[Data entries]
○ ○ ○ ○ ○

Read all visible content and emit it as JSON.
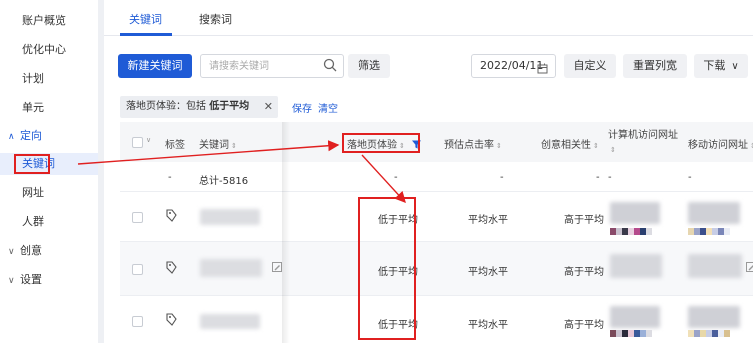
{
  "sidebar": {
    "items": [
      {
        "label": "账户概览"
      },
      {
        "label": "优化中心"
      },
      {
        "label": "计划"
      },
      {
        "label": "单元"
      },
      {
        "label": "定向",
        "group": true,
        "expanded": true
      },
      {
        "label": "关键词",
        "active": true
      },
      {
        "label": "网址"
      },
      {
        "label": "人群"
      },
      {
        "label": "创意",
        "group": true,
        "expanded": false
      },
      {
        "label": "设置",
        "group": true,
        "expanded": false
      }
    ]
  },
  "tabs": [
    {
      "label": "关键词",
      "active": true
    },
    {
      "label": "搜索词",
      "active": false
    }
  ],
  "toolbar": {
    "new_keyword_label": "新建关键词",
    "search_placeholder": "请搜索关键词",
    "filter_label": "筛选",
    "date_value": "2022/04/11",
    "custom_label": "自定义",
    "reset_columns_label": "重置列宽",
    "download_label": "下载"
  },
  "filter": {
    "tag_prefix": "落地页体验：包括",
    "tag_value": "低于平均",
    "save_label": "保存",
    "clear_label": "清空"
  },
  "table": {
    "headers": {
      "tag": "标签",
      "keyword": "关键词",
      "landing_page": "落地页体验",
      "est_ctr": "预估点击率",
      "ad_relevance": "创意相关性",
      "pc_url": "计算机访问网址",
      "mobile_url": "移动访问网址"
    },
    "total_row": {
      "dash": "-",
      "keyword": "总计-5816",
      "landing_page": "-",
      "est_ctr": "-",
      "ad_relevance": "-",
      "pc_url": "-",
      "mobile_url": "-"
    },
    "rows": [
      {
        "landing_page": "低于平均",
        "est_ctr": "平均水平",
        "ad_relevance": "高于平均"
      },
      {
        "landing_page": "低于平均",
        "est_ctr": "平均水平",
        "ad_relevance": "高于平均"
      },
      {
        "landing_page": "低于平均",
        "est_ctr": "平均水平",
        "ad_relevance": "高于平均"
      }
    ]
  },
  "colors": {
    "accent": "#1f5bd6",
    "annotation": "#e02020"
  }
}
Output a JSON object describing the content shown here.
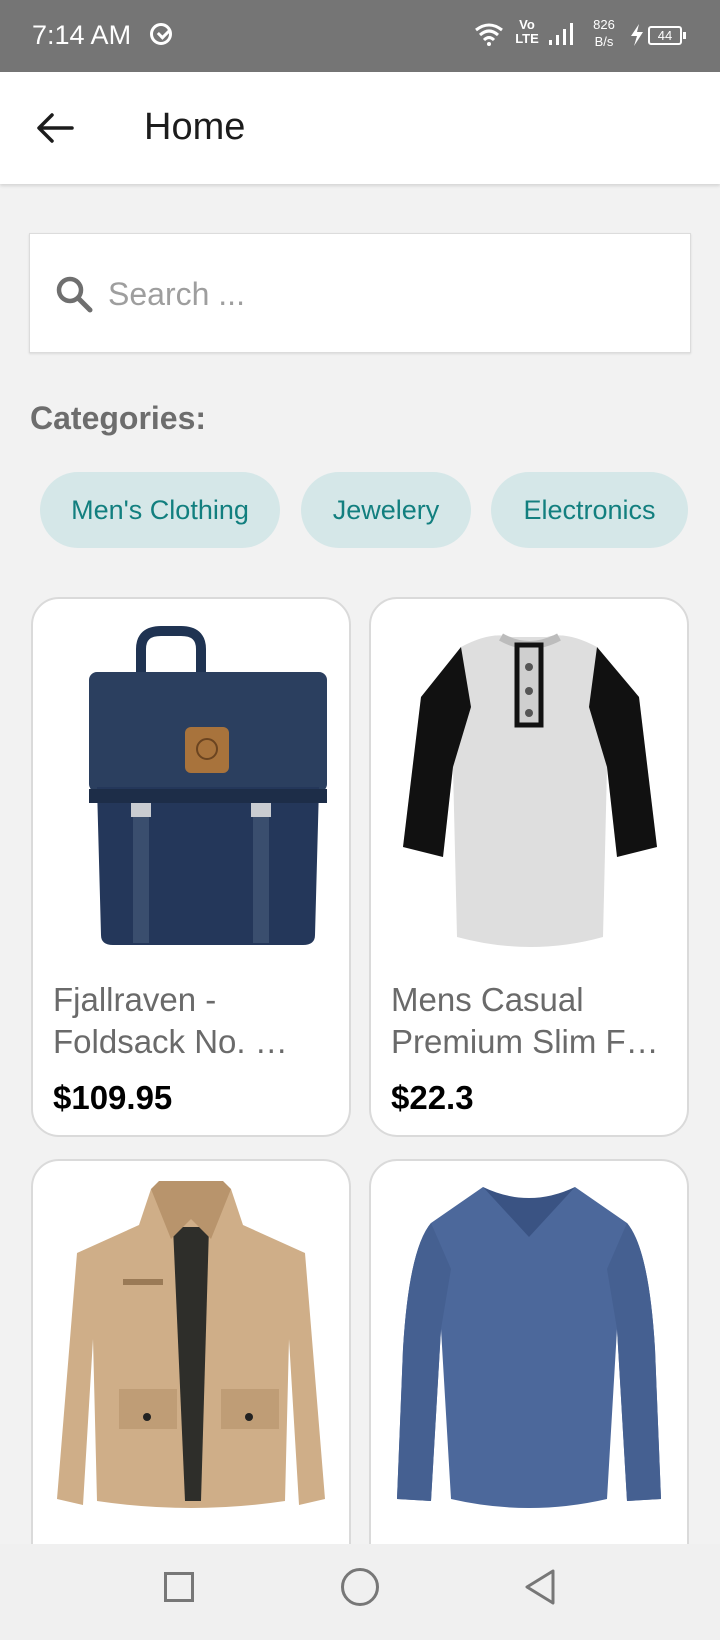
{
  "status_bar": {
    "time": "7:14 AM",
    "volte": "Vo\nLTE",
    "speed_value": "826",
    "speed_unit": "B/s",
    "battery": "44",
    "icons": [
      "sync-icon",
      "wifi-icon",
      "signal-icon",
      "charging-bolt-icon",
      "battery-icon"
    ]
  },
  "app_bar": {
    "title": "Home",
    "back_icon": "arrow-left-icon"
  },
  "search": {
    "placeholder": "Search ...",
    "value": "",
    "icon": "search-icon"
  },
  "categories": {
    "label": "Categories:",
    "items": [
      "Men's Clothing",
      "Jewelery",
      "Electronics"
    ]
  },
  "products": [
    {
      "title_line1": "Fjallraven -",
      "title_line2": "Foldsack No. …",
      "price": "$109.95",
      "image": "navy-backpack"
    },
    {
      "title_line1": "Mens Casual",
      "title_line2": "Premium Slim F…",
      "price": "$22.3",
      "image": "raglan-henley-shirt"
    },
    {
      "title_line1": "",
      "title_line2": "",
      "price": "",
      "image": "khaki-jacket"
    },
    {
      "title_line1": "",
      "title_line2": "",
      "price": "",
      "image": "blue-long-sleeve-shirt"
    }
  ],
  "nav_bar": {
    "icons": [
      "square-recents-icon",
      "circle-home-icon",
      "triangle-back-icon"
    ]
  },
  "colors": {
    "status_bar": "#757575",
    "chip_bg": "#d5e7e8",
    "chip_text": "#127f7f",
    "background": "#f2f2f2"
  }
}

○ ○ ○ ○ ○

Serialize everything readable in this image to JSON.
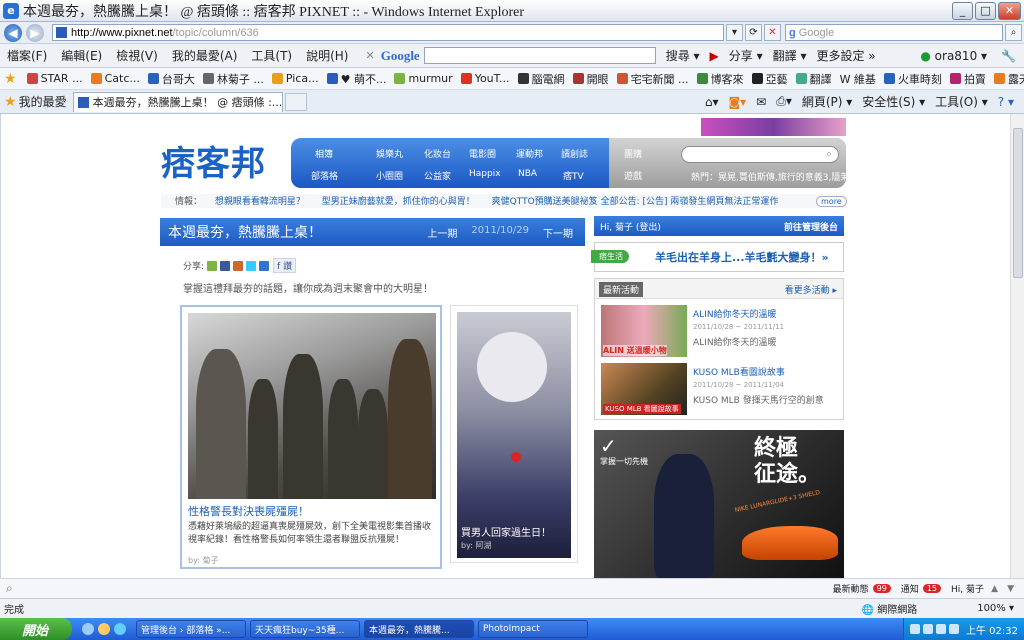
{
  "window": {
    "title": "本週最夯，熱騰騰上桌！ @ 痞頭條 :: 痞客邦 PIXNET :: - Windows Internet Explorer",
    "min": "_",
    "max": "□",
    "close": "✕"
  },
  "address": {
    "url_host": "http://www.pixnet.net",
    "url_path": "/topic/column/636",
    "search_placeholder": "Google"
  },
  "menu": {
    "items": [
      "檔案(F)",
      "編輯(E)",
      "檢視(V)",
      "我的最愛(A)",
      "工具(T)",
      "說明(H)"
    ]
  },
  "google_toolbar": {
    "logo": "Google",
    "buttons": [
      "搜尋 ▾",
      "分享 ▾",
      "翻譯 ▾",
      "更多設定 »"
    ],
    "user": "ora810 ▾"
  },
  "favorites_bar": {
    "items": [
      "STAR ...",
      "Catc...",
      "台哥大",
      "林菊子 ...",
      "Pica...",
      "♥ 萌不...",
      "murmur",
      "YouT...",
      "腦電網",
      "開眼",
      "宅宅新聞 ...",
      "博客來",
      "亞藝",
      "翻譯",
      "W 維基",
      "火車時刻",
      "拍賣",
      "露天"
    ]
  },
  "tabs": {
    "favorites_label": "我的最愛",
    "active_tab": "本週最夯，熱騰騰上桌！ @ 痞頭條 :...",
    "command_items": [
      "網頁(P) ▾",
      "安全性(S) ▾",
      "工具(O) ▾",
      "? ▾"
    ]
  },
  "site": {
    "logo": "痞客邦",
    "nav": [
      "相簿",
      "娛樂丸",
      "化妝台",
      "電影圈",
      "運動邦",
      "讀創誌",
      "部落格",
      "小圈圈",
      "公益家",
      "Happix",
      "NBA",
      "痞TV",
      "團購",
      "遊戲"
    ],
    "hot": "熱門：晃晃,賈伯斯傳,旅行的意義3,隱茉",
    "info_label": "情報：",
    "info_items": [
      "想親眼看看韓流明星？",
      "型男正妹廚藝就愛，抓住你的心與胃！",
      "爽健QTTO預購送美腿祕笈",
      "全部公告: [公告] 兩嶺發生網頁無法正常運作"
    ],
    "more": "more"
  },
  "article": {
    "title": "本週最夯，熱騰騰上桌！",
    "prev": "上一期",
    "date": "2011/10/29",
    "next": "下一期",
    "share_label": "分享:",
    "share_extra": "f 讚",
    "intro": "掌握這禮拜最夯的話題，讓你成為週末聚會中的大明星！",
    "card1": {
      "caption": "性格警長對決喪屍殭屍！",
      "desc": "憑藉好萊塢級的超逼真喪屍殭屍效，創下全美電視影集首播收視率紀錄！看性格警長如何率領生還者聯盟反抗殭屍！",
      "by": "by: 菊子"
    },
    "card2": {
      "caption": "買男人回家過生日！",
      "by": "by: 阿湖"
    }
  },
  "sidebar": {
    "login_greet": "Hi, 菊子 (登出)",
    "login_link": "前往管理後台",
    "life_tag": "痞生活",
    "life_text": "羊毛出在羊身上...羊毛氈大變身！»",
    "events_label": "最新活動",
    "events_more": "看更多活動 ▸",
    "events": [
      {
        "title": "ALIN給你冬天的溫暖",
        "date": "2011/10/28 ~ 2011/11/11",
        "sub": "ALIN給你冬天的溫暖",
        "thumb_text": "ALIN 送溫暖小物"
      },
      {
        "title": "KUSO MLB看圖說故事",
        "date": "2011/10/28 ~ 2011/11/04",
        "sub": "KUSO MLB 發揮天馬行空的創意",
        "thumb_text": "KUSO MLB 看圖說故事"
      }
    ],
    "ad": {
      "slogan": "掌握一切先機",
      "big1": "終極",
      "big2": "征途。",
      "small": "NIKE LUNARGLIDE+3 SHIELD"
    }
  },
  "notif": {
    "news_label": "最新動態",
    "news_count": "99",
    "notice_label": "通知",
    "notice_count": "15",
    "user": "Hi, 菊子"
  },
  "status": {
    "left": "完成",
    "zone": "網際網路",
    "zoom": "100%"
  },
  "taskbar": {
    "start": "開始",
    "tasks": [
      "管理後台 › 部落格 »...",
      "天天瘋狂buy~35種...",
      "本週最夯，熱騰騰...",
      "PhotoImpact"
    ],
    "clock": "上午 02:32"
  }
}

○ ○ ○ ○ ○

- _YOUR TASK_
Go through the listing above and return every line where the word "ALIN給你冬天的溫暖" occurs.

- _TASK ANSWER_
        "title": "ALIN給你冬天的溫暖",
        "sub": "ALIN給你冬天的溫暖",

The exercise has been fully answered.